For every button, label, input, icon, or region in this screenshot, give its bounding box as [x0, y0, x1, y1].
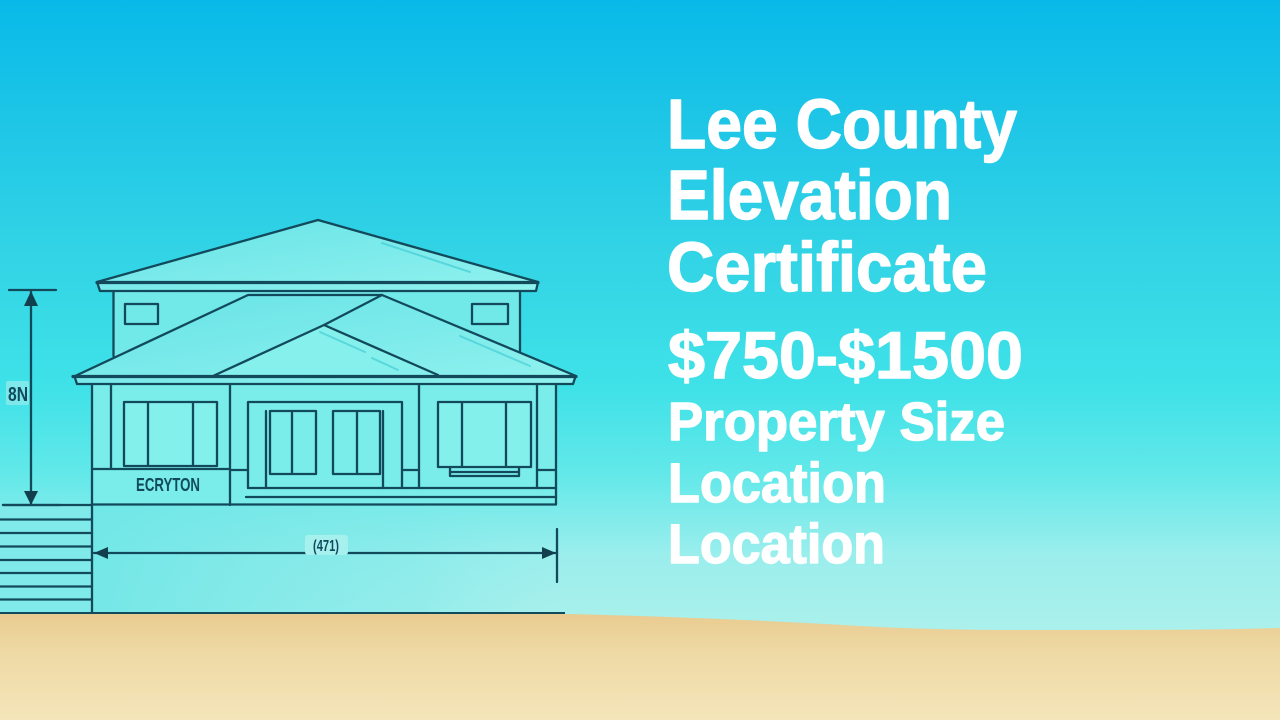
width label — [305, 535, 348, 555]
cost factors list: Location — [668, 451, 886, 514]
house sign label: ECRYTON — [136, 475, 200, 495]
price range: $750-$1500 — [668, 318, 1023, 392]
entry steps — [0, 505, 92, 613]
sandy ground — [0, 614, 1280, 720]
vertical height dimension — [3, 290, 60, 505]
title: Lee County — [667, 85, 1017, 163]
left door — [270, 411, 316, 474]
ground floor walls — [92, 384, 556, 613]
cost factors list: Property Size — [668, 392, 1005, 452]
horizontal width dimension — [94, 529, 557, 582]
upper roof — [97, 220, 538, 302]
width label: (471) — [313, 538, 339, 555]
left window — [124, 402, 217, 466]
porch floor lines — [92, 488, 556, 504]
lower roof — [73, 295, 576, 384]
raised foundation block — [92, 504, 558, 613]
cost factors list — [668, 392, 1005, 575]
right window — [438, 402, 531, 476]
house elevation drawing — [0, 220, 576, 613]
title: Certificate — [667, 228, 987, 306]
bottom arrowhead — [24, 491, 38, 505]
title: Elevation — [667, 156, 952, 234]
title — [667, 85, 1017, 306]
right door — [333, 411, 380, 474]
ground line — [0, 612, 565, 614]
upper storey — [113, 291, 520, 361]
upper left window — [125, 304, 158, 324]
height label: 8N — [8, 384, 28, 406]
front door frame — [248, 402, 402, 488]
height label — [6, 381, 29, 406]
right arrowhead — [542, 547, 556, 559]
upper right window — [472, 304, 508, 324]
top arrowhead — [24, 291, 38, 306]
cost factors list: Location — [668, 512, 885, 575]
left arrowhead — [94, 547, 108, 559]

● ● ●

AIM:
Reproduce, word for word, the lines of the listing from the one containing "width label — [305, 535, 348, 555]" through the one containing "upper left window — [125, 304, 158, 324]", both included.

FULL SOLUTION:
width label — [305, 535, 348, 555]
cost factors list: Location — [668, 451, 886, 514]
house sign label: ECRYTON — [136, 475, 200, 495]
price range: $750-$1500 — [668, 318, 1023, 392]
entry steps — [0, 505, 92, 613]
sandy ground — [0, 614, 1280, 720]
vertical height dimension — [3, 290, 60, 505]
title: Lee County — [667, 85, 1017, 163]
left door — [270, 411, 316, 474]
ground floor walls — [92, 384, 556, 613]
cost factors list: Property Size — [668, 392, 1005, 452]
horizontal width dimension — [94, 529, 557, 582]
upper roof — [97, 220, 538, 302]
width label: (471) — [313, 538, 339, 555]
left window — [124, 402, 217, 466]
porch floor lines — [92, 488, 556, 504]
lower roof — [73, 295, 576, 384]
raised foundation block — [92, 504, 558, 613]
cost factors list — [668, 392, 1005, 575]
right window — [438, 402, 531, 476]
house elevation drawing — [0, 220, 576, 613]
title: Certificate — [667, 228, 987, 306]
bottom arrowhead — [24, 491, 38, 505]
title: Elevation — [667, 156, 952, 234]
title — [667, 85, 1017, 306]
right door — [333, 411, 380, 474]
ground line — [0, 612, 565, 614]
upper storey — [113, 291, 520, 361]
upper left window — [125, 304, 158, 324]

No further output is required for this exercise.